_LISTED ENTRIES_:
+ + + +

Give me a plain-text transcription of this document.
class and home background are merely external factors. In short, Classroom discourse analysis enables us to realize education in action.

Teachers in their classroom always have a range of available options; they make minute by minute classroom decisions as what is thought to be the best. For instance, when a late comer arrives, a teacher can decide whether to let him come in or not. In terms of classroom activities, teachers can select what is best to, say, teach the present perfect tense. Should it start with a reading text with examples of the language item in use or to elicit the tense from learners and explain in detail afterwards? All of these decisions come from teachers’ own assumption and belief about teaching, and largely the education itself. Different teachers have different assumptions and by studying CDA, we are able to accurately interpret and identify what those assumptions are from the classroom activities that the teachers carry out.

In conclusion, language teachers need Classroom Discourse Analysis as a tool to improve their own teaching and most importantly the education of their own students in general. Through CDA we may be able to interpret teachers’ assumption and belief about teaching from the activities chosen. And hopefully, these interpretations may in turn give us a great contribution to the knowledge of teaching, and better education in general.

+ + + +

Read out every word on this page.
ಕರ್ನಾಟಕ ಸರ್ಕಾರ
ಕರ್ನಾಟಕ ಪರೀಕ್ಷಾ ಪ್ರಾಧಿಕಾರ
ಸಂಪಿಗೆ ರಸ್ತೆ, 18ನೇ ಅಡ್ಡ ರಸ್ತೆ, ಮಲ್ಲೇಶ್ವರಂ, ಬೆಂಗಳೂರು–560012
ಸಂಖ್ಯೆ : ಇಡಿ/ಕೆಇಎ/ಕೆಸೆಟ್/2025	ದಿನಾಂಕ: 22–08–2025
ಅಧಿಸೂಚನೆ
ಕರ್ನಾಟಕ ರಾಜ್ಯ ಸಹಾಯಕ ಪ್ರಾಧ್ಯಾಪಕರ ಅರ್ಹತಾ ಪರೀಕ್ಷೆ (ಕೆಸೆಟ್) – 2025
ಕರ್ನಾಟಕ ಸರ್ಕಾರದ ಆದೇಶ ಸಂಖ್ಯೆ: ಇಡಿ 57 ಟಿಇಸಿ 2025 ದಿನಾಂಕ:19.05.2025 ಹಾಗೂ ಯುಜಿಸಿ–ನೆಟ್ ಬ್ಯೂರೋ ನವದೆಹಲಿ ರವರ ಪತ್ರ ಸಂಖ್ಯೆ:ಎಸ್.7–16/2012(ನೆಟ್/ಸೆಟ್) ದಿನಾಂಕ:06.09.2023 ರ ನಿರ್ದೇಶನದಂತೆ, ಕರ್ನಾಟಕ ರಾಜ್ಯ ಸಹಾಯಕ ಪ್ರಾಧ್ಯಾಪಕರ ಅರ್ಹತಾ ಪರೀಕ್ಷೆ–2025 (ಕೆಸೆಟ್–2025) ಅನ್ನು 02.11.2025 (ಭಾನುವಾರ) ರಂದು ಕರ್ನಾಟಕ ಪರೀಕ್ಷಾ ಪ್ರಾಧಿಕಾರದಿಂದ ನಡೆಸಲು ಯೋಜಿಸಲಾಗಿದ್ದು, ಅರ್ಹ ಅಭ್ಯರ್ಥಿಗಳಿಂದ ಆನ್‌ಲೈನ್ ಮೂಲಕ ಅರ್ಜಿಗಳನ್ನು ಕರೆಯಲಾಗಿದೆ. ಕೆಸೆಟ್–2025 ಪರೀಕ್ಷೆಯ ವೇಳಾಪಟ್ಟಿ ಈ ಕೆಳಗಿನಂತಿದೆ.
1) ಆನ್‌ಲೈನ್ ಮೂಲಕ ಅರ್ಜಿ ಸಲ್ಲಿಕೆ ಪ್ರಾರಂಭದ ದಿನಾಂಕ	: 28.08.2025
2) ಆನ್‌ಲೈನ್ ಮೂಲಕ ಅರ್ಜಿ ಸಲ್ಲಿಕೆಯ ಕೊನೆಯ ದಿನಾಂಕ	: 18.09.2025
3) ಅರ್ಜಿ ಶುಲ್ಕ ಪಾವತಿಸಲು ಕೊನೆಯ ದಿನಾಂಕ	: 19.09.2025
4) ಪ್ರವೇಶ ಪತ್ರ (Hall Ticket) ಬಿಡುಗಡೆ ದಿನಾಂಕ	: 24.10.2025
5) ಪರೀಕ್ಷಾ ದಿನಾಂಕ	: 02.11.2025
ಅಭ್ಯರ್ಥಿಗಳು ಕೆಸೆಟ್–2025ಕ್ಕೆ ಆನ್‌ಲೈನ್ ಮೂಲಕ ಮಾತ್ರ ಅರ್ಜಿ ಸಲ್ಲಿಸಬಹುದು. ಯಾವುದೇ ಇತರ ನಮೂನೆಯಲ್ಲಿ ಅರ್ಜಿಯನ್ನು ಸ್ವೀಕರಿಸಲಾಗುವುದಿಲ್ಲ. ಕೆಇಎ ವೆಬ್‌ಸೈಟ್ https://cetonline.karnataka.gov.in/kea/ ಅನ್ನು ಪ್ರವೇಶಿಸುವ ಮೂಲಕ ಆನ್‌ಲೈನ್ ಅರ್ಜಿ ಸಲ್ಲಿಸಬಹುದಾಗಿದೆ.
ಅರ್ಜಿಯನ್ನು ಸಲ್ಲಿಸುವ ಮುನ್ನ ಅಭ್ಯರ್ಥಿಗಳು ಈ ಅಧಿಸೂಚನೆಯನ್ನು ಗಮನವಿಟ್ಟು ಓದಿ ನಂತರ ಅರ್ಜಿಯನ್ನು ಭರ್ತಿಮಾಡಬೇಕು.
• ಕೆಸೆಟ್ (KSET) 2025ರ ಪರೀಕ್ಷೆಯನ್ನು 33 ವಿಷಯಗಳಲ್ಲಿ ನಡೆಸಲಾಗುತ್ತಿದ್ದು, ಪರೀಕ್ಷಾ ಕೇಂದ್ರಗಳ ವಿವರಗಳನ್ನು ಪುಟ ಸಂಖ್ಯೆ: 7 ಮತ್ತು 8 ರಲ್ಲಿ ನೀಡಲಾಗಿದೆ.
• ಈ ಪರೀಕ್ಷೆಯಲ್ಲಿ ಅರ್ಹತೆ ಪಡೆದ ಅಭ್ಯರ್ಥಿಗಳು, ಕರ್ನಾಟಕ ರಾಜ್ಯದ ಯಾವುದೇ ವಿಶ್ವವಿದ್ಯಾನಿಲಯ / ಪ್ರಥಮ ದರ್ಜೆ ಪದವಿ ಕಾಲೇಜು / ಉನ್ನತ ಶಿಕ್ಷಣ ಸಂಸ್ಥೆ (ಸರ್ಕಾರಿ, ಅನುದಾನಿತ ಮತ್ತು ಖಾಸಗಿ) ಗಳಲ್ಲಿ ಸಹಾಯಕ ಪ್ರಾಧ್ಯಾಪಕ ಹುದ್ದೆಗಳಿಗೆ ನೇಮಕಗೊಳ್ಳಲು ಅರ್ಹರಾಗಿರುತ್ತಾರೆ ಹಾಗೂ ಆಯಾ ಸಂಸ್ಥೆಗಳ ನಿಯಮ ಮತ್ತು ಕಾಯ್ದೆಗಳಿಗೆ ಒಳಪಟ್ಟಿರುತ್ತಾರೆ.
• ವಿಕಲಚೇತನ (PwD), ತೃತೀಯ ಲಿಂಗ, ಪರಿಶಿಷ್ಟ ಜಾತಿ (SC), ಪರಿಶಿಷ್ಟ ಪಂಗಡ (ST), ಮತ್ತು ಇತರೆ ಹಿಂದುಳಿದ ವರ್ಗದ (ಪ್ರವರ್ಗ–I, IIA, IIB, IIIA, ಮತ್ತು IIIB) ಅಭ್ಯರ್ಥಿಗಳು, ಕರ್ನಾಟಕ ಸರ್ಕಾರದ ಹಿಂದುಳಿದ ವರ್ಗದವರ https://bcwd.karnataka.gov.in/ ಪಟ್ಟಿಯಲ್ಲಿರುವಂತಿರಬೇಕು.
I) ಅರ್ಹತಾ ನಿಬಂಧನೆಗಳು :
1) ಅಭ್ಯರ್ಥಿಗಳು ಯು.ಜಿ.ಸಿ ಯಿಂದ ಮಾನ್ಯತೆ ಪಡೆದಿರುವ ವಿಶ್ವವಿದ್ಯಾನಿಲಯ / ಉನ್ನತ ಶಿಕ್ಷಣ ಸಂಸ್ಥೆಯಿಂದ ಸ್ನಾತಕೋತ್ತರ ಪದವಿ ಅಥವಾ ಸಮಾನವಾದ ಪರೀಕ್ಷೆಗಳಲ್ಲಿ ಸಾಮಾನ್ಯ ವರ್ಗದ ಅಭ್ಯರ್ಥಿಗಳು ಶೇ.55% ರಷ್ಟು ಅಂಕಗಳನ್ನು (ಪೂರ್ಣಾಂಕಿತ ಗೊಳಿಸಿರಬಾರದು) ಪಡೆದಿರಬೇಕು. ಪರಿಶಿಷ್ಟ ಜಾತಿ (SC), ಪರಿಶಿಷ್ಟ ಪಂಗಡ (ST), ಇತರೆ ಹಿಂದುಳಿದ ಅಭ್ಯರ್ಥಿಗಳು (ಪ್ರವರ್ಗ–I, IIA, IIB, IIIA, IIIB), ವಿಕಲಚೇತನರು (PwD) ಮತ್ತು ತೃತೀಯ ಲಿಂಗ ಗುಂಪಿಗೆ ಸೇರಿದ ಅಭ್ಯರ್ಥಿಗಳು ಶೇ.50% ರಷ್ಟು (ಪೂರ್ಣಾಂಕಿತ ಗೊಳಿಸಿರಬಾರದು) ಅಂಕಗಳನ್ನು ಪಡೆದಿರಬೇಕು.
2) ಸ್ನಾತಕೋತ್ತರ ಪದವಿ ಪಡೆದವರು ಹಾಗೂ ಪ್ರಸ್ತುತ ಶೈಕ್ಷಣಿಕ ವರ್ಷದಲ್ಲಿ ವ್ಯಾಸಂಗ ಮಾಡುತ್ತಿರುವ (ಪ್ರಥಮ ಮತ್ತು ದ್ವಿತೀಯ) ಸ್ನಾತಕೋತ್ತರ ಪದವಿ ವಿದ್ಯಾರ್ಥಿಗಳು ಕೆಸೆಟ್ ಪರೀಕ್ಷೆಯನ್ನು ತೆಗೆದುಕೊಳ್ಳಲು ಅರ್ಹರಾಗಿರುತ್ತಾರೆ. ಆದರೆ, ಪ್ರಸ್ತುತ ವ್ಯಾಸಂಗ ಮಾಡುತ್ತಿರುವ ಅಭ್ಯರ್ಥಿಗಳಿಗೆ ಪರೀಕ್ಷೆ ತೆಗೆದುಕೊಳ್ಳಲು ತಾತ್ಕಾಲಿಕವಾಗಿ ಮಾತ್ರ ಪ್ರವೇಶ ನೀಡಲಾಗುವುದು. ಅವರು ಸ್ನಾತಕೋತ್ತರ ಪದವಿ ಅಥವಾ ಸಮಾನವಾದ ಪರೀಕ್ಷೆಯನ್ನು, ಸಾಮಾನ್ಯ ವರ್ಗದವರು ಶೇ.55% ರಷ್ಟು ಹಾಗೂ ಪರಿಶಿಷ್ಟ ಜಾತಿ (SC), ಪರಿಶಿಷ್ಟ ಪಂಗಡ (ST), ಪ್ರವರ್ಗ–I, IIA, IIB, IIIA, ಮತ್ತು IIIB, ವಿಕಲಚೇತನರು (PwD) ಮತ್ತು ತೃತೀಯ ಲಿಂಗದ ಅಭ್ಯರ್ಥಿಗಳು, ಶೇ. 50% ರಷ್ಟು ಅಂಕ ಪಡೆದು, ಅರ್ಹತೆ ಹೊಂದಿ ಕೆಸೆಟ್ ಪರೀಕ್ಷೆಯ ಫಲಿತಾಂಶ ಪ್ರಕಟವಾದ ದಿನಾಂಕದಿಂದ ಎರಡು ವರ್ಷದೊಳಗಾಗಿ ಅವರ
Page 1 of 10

+ + + +

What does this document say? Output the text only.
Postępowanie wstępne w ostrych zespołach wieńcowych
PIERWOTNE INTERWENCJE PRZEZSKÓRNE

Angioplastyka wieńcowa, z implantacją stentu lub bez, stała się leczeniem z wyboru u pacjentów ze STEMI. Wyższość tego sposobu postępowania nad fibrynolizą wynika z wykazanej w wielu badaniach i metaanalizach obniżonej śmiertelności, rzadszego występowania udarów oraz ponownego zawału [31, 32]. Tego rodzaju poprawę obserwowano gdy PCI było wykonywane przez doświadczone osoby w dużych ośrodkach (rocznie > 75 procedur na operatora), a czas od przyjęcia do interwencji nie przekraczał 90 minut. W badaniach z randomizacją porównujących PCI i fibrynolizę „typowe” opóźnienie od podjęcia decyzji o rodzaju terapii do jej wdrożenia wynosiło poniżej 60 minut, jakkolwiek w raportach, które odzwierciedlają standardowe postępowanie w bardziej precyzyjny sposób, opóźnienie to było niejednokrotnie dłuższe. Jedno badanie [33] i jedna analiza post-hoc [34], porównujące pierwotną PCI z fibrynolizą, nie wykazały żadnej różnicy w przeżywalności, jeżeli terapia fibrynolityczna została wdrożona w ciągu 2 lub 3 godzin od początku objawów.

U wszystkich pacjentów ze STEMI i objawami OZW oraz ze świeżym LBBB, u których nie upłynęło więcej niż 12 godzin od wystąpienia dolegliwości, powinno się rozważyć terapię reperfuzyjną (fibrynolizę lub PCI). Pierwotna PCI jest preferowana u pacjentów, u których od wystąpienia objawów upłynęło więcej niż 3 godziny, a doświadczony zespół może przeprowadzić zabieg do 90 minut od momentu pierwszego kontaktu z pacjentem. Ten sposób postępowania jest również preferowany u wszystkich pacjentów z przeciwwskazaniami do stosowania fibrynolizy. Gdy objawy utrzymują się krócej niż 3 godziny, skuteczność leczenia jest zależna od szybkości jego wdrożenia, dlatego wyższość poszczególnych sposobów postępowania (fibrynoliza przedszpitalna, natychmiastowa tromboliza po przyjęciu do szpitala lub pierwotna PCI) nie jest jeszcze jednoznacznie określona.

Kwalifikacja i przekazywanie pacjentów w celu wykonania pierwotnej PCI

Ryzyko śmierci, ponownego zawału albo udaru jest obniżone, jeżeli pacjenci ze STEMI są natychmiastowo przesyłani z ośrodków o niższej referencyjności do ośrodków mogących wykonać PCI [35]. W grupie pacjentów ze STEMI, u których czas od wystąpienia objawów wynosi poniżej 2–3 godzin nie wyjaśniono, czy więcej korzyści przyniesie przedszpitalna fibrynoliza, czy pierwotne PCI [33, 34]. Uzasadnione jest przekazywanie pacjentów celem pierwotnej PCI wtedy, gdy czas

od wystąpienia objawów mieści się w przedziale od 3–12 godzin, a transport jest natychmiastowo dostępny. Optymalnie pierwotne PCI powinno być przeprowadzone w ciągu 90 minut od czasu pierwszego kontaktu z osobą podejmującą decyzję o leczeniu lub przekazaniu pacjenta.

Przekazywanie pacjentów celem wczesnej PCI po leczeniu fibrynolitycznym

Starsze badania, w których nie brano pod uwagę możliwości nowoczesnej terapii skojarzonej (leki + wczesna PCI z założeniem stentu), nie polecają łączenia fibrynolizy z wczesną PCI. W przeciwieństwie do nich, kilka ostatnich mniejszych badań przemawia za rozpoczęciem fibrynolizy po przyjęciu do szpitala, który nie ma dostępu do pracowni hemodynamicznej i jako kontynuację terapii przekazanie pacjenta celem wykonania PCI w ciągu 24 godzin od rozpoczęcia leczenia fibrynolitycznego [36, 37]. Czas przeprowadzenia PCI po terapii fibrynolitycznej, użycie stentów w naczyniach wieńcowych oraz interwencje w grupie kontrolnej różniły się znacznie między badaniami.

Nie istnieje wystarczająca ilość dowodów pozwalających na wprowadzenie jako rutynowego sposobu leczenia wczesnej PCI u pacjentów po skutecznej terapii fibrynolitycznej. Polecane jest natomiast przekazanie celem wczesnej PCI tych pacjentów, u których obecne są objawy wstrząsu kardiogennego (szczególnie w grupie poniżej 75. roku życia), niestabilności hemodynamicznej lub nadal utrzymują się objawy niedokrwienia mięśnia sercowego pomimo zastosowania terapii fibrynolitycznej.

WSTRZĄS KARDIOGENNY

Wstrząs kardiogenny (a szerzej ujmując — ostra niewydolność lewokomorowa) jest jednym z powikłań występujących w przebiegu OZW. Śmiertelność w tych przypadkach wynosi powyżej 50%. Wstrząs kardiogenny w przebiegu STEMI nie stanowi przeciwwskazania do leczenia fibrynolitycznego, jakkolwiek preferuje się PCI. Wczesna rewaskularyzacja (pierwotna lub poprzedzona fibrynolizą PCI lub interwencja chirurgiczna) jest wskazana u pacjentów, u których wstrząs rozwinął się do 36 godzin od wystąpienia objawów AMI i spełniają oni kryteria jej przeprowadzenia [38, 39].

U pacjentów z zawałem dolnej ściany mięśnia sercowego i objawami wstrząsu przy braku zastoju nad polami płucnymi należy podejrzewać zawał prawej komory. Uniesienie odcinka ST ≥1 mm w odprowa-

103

+ + + +

_GIVEN EXERCISE_:
Count every line in the listing above that holds "pierwszego", then report only the count.

_COMPLETED TASK_:
2